Excerpted text: Begin

The partitioning process identifies the sections of code that can be run, in parallel, across individual, and potentially different types of, processor cores. The process of mapping then allows the developer to decide which software partition to allocate to each processor core. Accelerators or other hardware in the architecture can be modeled by providing performance information. Code partitions can then be mapped onto the hardware for more accurate performance estimation.
Once the partitioning and mapping decisions are complete, vfEmbedded provides a set of step-by-step instructions, referred to as a recipe, from which those decisions can be implemented without introducing unexpected errors. The time saved by both accelerating the partitioning and mapping process and reducing debug time through the avoidance of bugs makes it possible to complete the process in days instead of months.

Excerpted text: End

#### Parts of the exercise
• 1. In the text on code partitioning and mapping, condense the paragraph beginning "Once the partitioning and mapping decisions are complete" into a short bulleted list that keeps its main facts.
• 2. Carry on the text about code partitioning and mapping with vfEmbedded, beginning right after its final sentence.
The items that come next have no role in any task.

Data extracts: Begin

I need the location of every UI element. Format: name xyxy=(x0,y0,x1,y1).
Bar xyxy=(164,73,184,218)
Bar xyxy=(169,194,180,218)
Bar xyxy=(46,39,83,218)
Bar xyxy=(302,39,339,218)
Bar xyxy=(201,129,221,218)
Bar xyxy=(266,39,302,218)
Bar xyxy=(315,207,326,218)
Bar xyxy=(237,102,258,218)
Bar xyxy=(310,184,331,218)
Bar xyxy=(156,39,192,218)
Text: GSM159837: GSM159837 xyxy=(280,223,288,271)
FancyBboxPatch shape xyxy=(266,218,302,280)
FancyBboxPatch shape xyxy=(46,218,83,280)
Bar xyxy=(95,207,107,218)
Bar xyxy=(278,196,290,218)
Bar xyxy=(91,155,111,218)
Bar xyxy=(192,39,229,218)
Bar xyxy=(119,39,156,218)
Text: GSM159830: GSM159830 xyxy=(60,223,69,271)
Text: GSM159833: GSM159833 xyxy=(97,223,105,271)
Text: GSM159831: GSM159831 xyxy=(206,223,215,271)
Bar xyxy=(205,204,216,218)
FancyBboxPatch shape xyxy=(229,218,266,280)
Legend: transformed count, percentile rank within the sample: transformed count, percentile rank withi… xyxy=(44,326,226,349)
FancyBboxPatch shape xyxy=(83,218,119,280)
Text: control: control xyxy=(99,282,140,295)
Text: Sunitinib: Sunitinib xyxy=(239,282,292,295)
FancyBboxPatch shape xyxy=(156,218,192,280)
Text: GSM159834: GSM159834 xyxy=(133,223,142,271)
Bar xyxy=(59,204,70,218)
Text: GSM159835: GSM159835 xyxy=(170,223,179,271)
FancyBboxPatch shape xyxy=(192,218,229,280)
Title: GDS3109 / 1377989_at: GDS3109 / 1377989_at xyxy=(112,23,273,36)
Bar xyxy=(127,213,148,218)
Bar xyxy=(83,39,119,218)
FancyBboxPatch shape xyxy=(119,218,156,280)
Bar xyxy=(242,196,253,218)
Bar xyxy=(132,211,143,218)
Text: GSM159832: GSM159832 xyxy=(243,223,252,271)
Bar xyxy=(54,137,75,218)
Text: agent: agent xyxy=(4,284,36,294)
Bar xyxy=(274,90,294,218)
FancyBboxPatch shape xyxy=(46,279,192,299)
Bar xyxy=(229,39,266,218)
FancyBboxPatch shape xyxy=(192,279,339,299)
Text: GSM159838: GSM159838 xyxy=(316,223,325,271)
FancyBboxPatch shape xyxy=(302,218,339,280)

Data extracts: End

#### Outputs in order
• 1.
- After partitioning and mapping decisions are made, vfEmbedded supplies a step-by-step set of instructions called a recipe.
- The recipe lets those decisions be implemented without introducing unexpected errors.
- Time is saved by speeding up partitioning and mapping and by cutting debug time through avoiding bugs.
- As a result, the process can be finished in days rather than months.

• 2.
The target systems for vfEmbedded are traditional embedded applications and system-on-chip (SoC) devices. vfEmbedded is ideal for software designers trying to implement complex algorithms and codecs onto a given platform. By using the tool they can optimize the application by squeezing more code into the available spaces without wasting time trying different partitions on a trial and error basis. In addition, vfEmbedded suits software architects trying to match the various algorithms and code being used against potential hardware architectures. In this way, a better and more efficient match can be made between software and hardware resources. This approach avoids resource over-provisioning and results in tighter control of end-product cost.
vfEmbedded is available as a cloud-based software service from March 1st. The tool is accessed using a standard web browser through the Vector Fabrics web site. Pricing is from ?450 per month. A free trial, including several example designs, is available.